**Dataset listings of figures:**
--------

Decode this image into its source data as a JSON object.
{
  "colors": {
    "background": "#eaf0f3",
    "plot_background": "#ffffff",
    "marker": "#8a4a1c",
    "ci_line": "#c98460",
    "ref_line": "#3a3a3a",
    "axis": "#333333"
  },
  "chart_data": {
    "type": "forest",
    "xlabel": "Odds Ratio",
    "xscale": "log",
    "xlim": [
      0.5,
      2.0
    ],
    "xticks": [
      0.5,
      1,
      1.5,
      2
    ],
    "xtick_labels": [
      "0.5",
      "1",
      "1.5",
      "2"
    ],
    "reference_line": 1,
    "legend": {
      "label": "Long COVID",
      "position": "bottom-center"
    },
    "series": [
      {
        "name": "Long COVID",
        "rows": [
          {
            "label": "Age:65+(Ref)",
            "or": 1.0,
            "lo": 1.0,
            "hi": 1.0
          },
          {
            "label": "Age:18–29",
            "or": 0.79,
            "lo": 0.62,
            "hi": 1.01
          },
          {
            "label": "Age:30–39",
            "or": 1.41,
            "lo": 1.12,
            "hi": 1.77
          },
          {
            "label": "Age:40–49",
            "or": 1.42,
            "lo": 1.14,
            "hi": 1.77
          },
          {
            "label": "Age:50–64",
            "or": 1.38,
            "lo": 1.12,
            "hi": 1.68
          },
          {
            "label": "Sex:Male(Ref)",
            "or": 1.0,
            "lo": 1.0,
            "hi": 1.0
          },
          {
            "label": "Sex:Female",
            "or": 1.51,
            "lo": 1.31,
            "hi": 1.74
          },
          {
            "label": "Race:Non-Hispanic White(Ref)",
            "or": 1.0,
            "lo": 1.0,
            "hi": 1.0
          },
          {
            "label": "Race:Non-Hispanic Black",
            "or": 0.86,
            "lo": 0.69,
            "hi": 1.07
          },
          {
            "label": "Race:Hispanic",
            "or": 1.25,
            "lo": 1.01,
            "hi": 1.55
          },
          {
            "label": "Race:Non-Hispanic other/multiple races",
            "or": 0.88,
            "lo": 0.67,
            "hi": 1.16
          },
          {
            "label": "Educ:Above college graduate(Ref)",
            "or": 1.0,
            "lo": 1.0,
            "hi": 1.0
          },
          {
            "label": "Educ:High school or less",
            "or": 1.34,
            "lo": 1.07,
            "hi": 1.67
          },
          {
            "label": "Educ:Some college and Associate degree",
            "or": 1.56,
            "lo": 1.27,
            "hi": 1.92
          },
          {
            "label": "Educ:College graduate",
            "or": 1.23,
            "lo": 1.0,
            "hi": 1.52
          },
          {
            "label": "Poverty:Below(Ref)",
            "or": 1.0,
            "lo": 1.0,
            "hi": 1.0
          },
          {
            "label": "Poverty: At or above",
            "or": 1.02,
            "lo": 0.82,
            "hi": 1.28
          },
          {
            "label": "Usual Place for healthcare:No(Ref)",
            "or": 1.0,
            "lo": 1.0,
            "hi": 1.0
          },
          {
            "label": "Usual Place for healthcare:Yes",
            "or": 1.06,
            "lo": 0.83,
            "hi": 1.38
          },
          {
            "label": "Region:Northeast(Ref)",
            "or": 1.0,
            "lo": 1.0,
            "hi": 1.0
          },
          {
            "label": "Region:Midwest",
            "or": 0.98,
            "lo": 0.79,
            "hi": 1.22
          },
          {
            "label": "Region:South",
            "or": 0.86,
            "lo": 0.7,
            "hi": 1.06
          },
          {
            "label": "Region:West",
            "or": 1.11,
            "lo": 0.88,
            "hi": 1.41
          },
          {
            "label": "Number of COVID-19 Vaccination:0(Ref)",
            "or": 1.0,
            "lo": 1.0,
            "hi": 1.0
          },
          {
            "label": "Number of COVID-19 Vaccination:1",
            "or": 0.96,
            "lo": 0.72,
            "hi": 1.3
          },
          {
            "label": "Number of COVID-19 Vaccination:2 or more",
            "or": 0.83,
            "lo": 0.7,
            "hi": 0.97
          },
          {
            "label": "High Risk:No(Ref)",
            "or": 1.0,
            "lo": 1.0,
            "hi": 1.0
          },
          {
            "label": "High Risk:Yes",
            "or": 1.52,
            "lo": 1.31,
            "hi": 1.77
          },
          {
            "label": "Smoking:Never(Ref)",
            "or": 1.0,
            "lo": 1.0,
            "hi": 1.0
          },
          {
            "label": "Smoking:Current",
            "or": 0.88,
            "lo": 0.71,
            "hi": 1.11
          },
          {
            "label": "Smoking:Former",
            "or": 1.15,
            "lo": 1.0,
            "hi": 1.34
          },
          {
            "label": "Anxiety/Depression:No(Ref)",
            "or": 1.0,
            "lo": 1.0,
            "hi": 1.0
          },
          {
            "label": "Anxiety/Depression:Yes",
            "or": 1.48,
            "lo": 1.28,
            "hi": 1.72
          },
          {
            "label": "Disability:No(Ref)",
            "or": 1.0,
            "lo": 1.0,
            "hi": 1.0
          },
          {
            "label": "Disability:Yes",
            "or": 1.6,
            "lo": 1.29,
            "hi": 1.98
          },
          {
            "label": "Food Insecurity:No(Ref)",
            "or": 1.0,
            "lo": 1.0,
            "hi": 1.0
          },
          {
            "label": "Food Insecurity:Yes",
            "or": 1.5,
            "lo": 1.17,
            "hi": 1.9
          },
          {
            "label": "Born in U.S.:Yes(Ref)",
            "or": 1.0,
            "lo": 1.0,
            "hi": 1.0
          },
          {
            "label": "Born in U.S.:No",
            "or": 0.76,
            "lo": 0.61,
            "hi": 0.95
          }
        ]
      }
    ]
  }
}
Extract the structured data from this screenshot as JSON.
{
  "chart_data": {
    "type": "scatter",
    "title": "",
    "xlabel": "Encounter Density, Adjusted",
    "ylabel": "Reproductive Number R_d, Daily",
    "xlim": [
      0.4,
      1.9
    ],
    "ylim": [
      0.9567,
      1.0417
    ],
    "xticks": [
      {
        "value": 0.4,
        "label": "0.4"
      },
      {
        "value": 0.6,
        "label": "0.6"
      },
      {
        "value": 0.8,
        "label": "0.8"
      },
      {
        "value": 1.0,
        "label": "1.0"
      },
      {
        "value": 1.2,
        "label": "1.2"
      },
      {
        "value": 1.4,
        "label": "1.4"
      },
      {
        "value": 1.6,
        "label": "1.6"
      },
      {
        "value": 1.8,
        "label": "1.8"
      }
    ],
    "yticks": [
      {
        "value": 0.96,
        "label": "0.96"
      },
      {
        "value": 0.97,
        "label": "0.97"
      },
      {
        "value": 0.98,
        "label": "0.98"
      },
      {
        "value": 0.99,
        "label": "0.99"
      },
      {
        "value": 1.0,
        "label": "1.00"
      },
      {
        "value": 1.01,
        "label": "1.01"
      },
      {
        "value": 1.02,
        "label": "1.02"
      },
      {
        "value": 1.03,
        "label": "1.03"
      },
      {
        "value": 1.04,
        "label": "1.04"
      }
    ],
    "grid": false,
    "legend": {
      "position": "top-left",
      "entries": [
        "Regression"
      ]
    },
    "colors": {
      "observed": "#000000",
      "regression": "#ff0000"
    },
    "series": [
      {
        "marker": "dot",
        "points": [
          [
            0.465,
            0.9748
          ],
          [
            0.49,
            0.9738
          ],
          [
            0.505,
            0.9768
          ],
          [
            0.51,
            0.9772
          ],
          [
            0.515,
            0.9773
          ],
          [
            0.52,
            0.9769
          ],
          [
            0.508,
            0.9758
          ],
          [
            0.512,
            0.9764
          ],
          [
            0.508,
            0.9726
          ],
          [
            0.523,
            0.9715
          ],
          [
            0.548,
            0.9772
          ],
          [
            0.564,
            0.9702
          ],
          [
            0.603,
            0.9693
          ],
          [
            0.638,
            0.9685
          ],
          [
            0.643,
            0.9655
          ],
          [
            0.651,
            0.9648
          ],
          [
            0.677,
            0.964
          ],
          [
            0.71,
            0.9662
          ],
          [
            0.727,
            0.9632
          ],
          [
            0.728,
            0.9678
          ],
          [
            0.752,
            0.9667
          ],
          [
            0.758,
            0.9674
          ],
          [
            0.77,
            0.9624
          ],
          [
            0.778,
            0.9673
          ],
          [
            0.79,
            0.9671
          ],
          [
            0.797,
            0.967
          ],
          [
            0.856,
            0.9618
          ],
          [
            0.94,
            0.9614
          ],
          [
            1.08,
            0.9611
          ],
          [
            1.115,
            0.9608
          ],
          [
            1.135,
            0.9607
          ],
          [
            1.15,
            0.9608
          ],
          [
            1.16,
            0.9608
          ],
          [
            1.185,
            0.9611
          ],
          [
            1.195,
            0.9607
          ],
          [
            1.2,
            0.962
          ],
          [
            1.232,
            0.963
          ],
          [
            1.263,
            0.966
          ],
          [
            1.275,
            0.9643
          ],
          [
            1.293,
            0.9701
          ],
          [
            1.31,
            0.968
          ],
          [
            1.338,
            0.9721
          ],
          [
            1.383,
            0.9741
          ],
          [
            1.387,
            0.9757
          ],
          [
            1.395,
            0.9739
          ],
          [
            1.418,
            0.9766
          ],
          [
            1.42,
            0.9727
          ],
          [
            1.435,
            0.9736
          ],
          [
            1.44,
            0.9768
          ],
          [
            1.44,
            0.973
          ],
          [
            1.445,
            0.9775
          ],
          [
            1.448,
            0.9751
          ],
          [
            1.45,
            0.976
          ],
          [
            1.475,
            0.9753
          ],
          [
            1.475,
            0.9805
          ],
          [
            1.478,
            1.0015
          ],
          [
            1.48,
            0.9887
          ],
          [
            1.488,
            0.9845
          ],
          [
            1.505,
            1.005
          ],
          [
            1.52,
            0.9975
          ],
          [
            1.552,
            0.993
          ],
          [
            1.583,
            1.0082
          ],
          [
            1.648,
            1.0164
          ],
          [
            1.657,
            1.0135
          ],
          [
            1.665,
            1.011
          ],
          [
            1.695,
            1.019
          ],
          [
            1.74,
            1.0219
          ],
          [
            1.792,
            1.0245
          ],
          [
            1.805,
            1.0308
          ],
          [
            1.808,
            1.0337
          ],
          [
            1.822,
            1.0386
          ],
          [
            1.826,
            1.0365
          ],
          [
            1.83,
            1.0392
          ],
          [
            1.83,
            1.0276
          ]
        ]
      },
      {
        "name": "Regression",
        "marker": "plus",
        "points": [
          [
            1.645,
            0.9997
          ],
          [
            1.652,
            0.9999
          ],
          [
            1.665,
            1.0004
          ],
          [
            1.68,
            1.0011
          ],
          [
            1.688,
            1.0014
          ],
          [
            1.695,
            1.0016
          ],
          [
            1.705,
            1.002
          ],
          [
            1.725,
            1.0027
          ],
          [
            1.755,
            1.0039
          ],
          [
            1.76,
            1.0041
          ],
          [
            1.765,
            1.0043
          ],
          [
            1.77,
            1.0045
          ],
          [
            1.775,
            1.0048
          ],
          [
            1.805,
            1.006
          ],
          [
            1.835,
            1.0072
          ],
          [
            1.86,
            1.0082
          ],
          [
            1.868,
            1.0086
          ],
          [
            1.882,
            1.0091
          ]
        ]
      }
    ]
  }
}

--------

**WHAT IS NEEDED:**
From the entries above, return each line with the word "marker" in it.

**ANSWER TO THE PROBLEM:**
    "marker": "#8a4a1c",
        "marker": "dot",
        "marker": "plus",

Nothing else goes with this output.